SET TASK -
Make an exact copy of all the entries, with the pictures left out.

RECORDS SUPPLIED -
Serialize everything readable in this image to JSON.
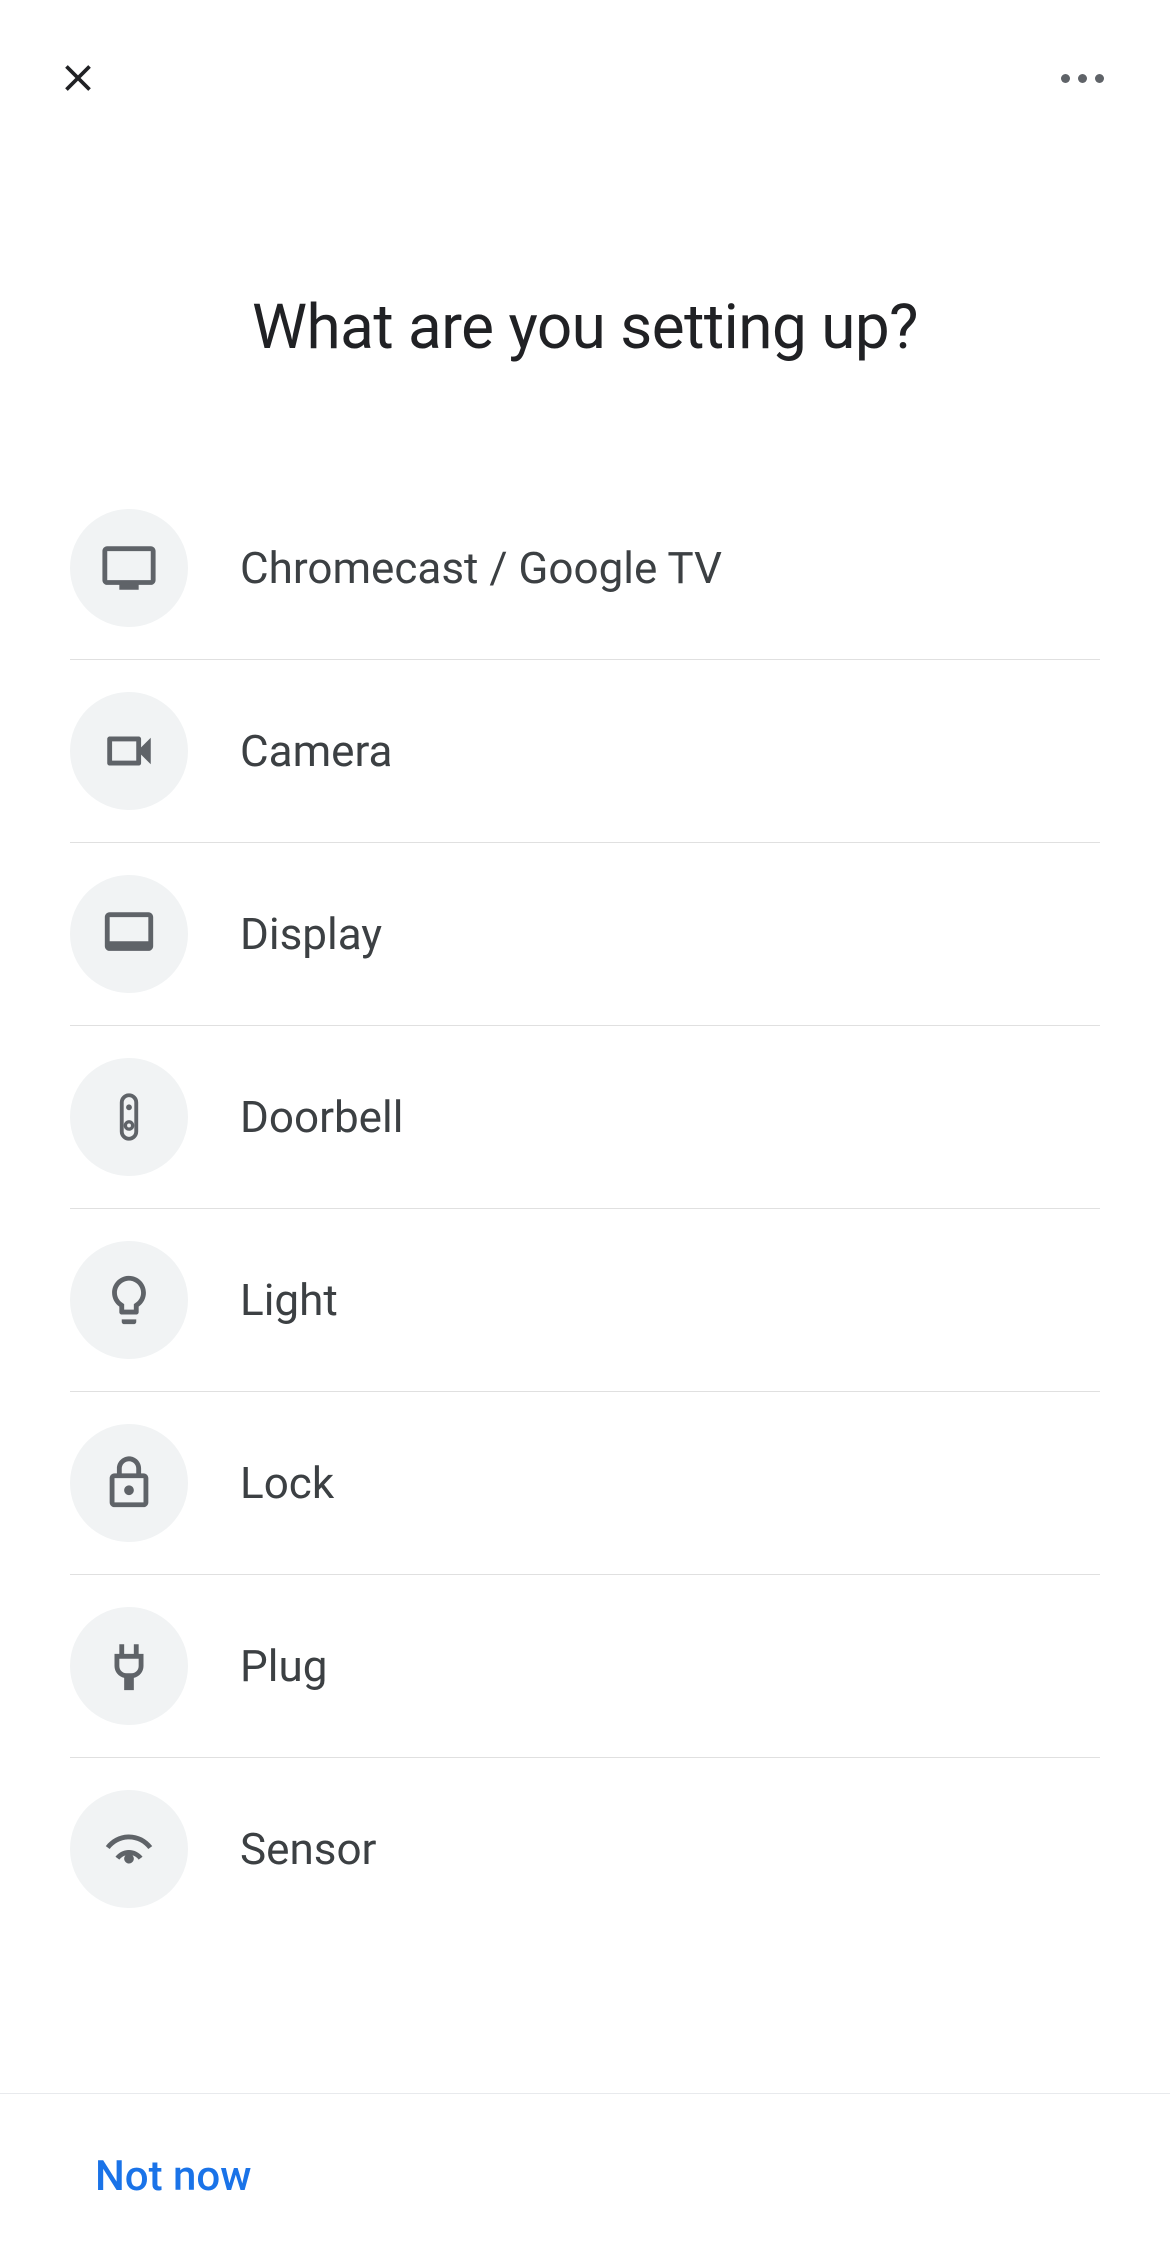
{
  "header": {
    "title": "What are you setting up?"
  },
  "devices": [
    {
      "id": "chromecast",
      "label": "Chromecast / Google TV",
      "icon": "tv"
    },
    {
      "id": "camera",
      "label": "Camera",
      "icon": "camera"
    },
    {
      "id": "display",
      "label": "Display",
      "icon": "display"
    },
    {
      "id": "doorbell",
      "label": "Doorbell",
      "icon": "doorbell"
    },
    {
      "id": "light",
      "label": "Light",
      "icon": "light"
    },
    {
      "id": "lock",
      "label": "Lock",
      "icon": "lock"
    },
    {
      "id": "plug",
      "label": "Plug",
      "icon": "plug"
    },
    {
      "id": "sensor",
      "label": "Sensor",
      "icon": "sensor"
    }
  ],
  "footer": {
    "not_now": "Not now"
  }
}
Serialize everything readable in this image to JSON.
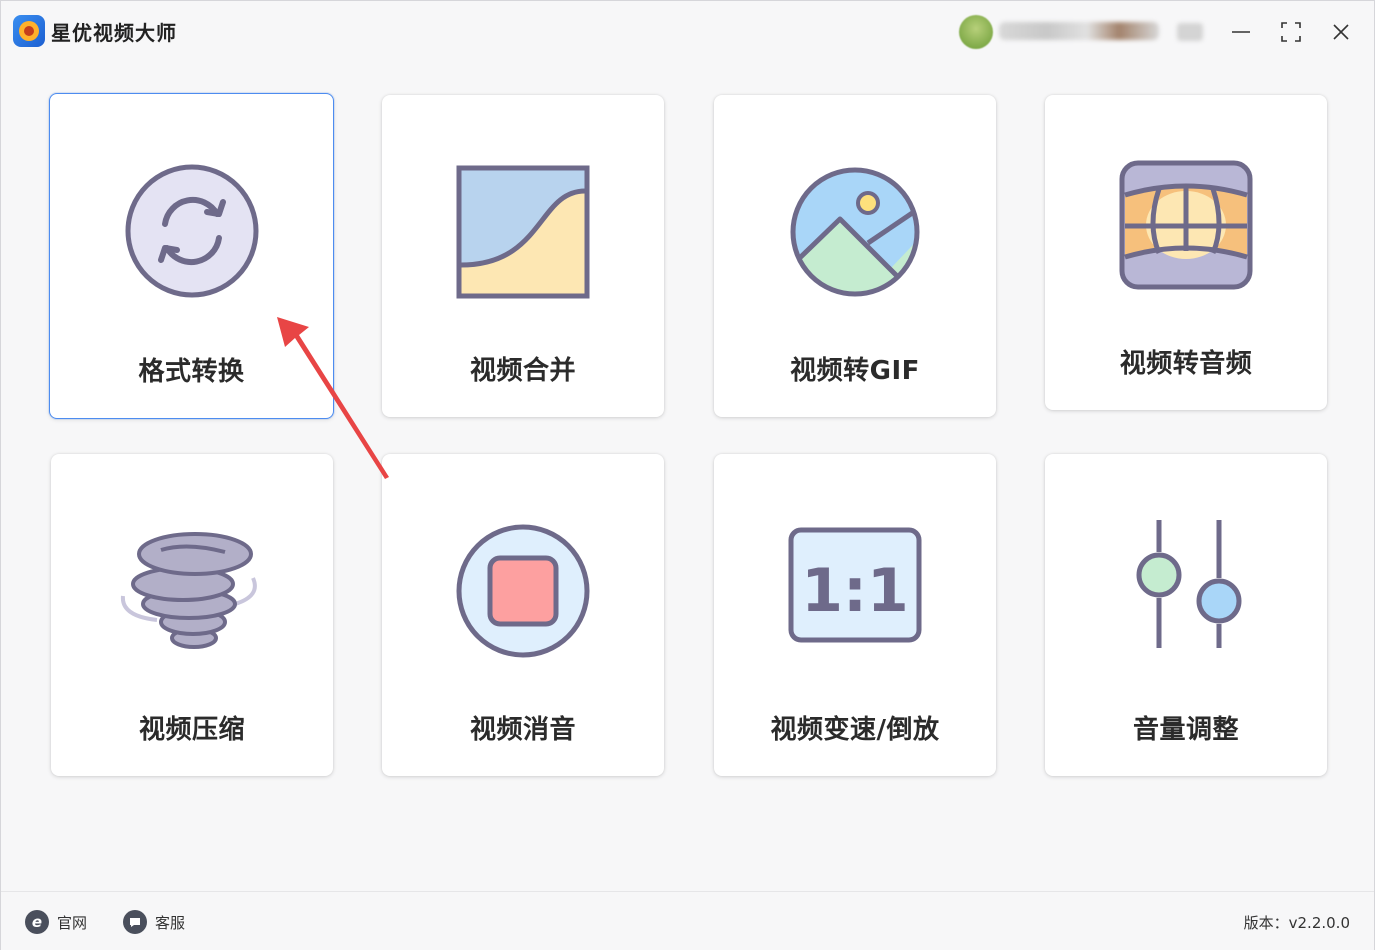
{
  "app": {
    "title": "星优视频大师"
  },
  "window_controls": {
    "minimize": "minimize-icon",
    "maximize": "maximize-icon",
    "close": "close-icon"
  },
  "features": [
    {
      "label": "格式转换",
      "icon": "convert-icon",
      "selected": true
    },
    {
      "label": "视频合并",
      "icon": "merge-icon",
      "selected": false
    },
    {
      "label": "视频转GIF",
      "icon": "image-gif-icon",
      "selected": false
    },
    {
      "label": "视频转音频",
      "icon": "audio-icon",
      "selected": false
    },
    {
      "label": "视频压缩",
      "icon": "compress-icon",
      "selected": false
    },
    {
      "label": "视频消音",
      "icon": "mute-icon",
      "selected": false
    },
    {
      "label": "视频变速/倒放",
      "icon": "speed-icon",
      "selected": false
    },
    {
      "label": "音量调整",
      "icon": "volume-icon",
      "selected": false
    }
  ],
  "icon_text": {
    "ratio": "1:1"
  },
  "colors": {
    "accent": "#4d8cf0",
    "arrow": "#e84545",
    "icon_stroke": "#6e6a8a"
  },
  "footer": {
    "website_label": "官网",
    "website_icon": "e",
    "support_label": "客服",
    "version": "版本：v2.2.0.0"
  }
}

ANSWER -
Serialize everything readable in this image to JSON.
{
  "header": {
    "title": "What are you setting up?"
  },
  "devices": [
    {
      "id": "chromecast",
      "label": "Chromecast / Google TV",
      "icon": "tv"
    },
    {
      "id": "camera",
      "label": "Camera",
      "icon": "camera"
    },
    {
      "id": "display",
      "label": "Display",
      "icon": "display"
    },
    {
      "id": "doorbell",
      "label": "Doorbell",
      "icon": "doorbell"
    },
    {
      "id": "light",
      "label": "Light",
      "icon": "light"
    },
    {
      "id": "lock",
      "label": "Lock",
      "icon": "lock"
    },
    {
      "id": "plug",
      "label": "Plug",
      "icon": "plug"
    },
    {
      "id": "sensor",
      "label": "Sensor",
      "icon": "sensor"
    }
  ],
  "footer": {
    "not_now": "Not now"
  }
}
Serialize everything readable in this image to JSON.
{
  "app": {
    "title": "星优视频大师"
  },
  "window_controls": {
    "minimize": "minimize-icon",
    "maximize": "maximize-icon",
    "close": "close-icon"
  },
  "features": [
    {
      "label": "格式转换",
      "icon": "convert-icon",
      "selected": true
    },
    {
      "label": "视频合并",
      "icon": "merge-icon",
      "selected": false
    },
    {
      "label": "视频转GIF",
      "icon": "image-gif-icon",
      "selected": false
    },
    {
      "label": "视频转音频",
      "icon": "audio-icon",
      "selected": false
    },
    {
      "label": "视频压缩",
      "icon": "compress-icon",
      "selected": false
    },
    {
      "label": "视频消音",
      "icon": "mute-icon",
      "selected": false
    },
    {
      "label": "视频变速/倒放",
      "icon": "speed-icon",
      "selected": false
    },
    {
      "label": "音量调整",
      "icon": "volume-icon",
      "selected": false
    }
  ],
  "icon_text": {
    "ratio": "1:1"
  },
  "colors": {
    "accent": "#4d8cf0",
    "arrow": "#e84545",
    "icon_stroke": "#6e6a8a"
  },
  "footer": {
    "website_label": "官网",
    "website_icon": "e",
    "support_label": "客服",
    "version": "版本：v2.2.0.0"
  }
}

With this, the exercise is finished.